Work to be completed: Wherever the string "Insert" occurs in a line of these records, report that line.

Data in this exercise:
================

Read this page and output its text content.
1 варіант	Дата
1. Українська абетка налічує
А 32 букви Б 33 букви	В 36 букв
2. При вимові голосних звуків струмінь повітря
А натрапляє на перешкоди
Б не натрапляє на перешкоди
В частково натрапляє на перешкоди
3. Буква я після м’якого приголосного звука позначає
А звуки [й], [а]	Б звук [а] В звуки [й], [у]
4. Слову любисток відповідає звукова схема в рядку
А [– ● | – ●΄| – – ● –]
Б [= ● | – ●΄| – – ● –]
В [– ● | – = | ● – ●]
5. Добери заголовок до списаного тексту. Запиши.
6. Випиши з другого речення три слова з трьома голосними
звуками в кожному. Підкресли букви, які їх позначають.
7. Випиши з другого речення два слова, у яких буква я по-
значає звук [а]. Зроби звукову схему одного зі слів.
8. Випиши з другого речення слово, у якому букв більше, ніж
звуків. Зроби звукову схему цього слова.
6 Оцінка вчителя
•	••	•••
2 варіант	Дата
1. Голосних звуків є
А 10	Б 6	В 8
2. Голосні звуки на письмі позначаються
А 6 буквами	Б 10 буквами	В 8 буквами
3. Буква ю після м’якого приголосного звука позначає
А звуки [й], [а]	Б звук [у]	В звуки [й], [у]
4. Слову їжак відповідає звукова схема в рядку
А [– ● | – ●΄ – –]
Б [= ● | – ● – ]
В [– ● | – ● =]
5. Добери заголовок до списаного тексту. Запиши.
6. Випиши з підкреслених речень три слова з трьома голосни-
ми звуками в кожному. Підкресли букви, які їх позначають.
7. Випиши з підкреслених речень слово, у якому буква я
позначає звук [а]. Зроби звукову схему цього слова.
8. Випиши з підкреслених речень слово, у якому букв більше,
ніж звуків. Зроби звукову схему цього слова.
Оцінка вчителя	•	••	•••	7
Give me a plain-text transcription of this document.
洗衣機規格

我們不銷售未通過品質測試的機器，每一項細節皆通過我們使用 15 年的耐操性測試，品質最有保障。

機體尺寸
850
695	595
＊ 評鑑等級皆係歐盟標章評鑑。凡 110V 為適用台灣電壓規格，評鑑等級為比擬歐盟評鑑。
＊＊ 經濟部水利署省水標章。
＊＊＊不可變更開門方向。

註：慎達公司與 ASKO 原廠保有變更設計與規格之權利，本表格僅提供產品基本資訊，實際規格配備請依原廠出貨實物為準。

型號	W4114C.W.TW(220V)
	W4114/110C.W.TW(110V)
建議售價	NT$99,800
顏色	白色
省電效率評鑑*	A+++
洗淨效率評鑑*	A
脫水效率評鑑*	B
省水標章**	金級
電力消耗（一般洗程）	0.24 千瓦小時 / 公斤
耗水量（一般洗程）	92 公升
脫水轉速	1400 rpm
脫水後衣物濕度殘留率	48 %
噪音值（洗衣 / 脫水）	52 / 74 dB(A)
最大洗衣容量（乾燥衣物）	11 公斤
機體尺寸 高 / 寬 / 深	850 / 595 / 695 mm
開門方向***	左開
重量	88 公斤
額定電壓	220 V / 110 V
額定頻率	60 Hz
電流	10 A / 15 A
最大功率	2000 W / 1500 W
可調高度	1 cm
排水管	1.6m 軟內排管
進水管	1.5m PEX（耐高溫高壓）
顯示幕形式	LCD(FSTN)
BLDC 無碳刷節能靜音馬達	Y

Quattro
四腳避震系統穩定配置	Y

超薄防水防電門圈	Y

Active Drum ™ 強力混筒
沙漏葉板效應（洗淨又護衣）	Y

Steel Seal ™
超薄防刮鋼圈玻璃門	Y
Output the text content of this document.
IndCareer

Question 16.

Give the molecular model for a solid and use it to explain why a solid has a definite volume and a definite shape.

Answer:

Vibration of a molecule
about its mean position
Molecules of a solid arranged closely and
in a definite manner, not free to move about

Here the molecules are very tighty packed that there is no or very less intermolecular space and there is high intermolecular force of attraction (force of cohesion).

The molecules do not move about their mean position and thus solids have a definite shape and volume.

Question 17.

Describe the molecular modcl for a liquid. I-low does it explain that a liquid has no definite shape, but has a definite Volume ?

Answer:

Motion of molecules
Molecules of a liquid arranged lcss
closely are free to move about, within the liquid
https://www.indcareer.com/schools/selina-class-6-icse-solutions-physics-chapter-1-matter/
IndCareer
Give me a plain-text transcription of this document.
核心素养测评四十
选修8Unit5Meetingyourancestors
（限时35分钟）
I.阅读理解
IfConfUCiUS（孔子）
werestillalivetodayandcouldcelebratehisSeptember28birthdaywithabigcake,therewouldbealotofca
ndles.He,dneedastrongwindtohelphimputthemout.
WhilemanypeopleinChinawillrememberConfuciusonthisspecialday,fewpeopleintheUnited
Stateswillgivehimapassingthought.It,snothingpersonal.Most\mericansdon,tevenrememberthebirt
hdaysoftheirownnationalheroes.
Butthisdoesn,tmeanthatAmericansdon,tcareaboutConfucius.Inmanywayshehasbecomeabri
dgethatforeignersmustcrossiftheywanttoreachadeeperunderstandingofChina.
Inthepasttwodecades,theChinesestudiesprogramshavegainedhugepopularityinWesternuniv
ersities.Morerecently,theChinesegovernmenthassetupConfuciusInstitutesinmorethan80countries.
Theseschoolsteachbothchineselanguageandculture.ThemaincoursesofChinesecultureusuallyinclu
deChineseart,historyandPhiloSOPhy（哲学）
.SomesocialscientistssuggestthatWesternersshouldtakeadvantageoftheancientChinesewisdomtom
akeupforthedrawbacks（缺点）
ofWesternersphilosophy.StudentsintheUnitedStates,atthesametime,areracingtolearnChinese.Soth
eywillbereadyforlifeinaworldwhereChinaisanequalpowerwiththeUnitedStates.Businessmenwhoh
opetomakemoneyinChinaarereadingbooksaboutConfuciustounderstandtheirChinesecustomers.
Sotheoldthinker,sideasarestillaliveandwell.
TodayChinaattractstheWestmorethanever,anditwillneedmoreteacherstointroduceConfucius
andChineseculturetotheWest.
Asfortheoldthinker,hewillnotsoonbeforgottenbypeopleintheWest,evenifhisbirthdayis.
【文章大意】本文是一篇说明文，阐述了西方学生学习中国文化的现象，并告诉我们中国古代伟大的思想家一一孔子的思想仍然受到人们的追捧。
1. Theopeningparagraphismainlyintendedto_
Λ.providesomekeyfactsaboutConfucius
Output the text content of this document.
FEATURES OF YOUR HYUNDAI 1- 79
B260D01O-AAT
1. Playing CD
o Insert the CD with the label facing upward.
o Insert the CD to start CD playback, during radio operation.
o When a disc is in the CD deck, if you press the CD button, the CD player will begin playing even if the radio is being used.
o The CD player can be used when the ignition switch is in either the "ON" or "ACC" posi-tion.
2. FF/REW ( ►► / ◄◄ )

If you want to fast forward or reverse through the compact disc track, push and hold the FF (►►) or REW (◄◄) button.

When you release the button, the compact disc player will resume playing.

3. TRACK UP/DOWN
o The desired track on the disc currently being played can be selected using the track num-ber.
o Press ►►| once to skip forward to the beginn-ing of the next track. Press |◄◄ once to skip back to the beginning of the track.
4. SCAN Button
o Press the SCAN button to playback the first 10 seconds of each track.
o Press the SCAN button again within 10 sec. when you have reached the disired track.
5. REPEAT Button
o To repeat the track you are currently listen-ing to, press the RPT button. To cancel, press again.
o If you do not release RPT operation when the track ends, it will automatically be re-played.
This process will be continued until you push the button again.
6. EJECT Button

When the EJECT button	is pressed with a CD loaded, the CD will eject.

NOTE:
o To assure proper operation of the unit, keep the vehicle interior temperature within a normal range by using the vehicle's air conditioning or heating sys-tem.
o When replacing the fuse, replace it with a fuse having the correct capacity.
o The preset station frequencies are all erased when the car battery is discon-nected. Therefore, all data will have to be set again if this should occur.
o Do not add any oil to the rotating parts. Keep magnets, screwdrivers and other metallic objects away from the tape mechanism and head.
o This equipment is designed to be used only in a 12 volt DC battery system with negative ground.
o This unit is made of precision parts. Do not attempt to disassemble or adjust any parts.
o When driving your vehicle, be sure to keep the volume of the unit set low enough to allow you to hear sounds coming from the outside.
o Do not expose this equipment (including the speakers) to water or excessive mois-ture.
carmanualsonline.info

================

Response for this exercise:
o Insert the CD with the label facing upward.
o Insert the CD to start CD playback, during radio operation.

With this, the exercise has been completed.